### TASK DESCRIPTION:
Take from the listing each line that has the string "surcharge".

Stored data entries
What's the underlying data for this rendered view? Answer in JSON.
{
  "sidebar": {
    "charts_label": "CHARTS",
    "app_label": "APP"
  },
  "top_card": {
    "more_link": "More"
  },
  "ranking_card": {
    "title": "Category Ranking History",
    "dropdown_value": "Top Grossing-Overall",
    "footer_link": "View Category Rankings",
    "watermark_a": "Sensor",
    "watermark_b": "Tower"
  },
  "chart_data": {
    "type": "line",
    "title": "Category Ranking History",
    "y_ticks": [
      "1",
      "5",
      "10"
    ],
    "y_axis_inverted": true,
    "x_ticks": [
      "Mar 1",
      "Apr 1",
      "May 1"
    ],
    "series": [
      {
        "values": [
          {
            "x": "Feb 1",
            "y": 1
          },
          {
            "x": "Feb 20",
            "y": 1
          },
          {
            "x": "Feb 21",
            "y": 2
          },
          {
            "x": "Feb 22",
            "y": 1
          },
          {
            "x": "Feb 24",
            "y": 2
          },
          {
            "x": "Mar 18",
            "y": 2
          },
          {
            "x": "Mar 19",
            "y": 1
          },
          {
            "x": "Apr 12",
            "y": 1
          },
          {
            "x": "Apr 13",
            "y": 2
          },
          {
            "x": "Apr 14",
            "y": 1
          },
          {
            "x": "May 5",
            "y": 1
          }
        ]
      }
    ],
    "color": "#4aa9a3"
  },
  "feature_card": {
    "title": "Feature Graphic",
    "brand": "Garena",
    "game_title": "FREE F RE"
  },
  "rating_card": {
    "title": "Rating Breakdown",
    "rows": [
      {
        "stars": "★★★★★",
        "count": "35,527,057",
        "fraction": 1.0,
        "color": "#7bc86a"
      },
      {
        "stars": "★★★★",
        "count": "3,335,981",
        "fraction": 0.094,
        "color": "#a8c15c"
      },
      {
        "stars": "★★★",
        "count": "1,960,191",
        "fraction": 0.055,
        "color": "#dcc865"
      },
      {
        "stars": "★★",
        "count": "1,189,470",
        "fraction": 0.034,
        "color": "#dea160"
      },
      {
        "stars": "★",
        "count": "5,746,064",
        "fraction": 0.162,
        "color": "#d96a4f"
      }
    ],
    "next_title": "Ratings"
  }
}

==

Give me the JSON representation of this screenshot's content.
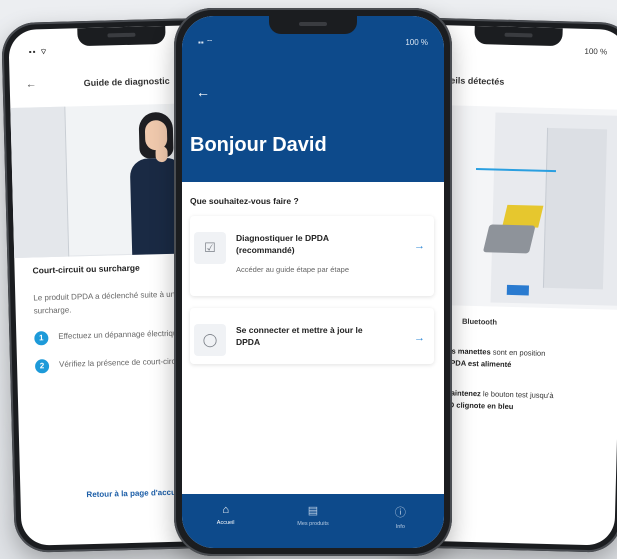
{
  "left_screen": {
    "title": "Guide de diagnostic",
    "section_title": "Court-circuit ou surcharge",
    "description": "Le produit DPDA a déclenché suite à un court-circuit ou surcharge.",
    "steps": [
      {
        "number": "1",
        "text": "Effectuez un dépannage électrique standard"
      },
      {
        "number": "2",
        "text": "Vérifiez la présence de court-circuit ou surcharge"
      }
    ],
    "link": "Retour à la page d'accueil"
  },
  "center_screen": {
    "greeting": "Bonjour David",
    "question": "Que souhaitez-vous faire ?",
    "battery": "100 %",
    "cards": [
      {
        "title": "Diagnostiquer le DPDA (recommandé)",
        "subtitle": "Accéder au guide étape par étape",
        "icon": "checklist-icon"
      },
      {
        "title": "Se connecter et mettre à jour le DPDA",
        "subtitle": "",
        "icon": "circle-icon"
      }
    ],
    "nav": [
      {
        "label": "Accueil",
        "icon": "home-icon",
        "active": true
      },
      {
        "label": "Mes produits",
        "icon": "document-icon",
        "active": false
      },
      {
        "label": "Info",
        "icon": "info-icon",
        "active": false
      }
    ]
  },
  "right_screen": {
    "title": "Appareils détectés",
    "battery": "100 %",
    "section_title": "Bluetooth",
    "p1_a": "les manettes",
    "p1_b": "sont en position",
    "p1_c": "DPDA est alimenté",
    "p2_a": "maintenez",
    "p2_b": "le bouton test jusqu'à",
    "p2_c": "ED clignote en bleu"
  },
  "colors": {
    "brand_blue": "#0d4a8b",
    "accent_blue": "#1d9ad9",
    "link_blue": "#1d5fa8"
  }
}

==

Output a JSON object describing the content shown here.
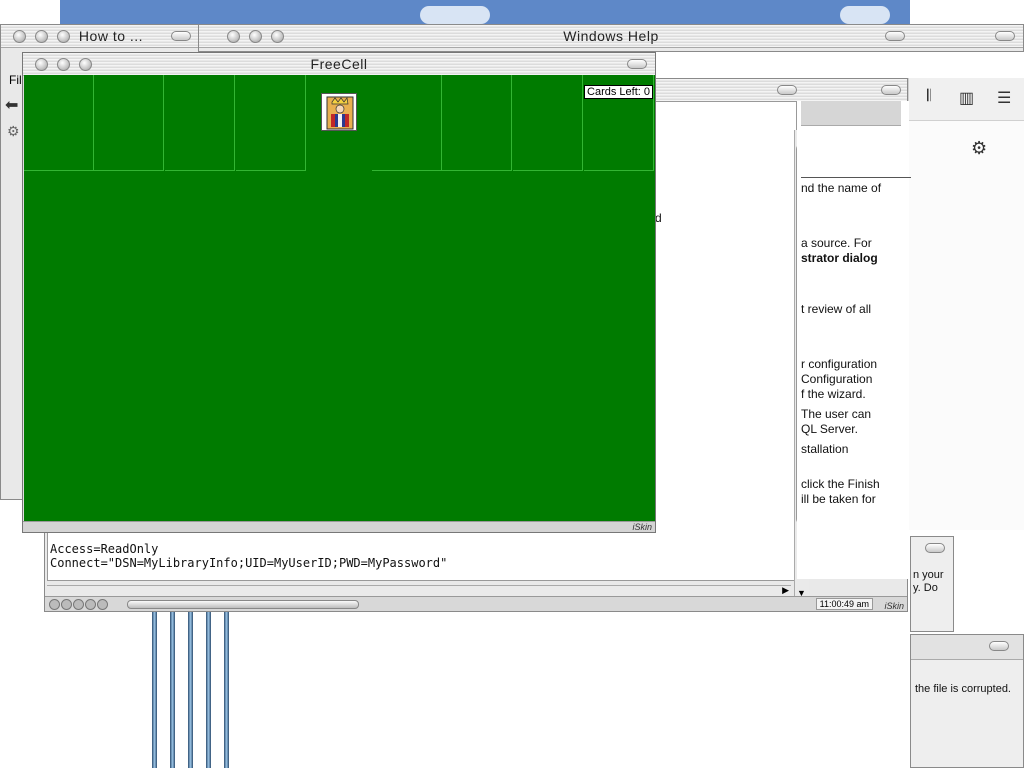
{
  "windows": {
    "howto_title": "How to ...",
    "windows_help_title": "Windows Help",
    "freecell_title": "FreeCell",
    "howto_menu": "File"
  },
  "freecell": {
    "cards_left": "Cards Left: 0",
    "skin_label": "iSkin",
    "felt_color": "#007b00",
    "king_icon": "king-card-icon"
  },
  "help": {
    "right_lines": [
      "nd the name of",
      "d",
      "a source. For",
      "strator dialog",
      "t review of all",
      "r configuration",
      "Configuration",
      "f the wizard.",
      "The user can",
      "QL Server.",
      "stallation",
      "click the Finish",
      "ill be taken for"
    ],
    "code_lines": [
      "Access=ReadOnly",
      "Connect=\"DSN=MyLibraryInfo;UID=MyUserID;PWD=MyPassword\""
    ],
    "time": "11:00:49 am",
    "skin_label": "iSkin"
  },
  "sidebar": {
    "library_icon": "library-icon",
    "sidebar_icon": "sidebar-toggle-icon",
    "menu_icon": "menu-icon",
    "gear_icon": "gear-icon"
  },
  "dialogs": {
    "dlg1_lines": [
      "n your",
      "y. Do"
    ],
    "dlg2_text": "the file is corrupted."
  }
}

### RESULT OF THIS TASK:
    "section_title": "Court-circuit ou surcharge",
    "description": "Le produit DPDA a déclenché suite à un court-circuit ou surcharge.",
        "text": "Vérifiez la présence de court-circuit ou surcharge"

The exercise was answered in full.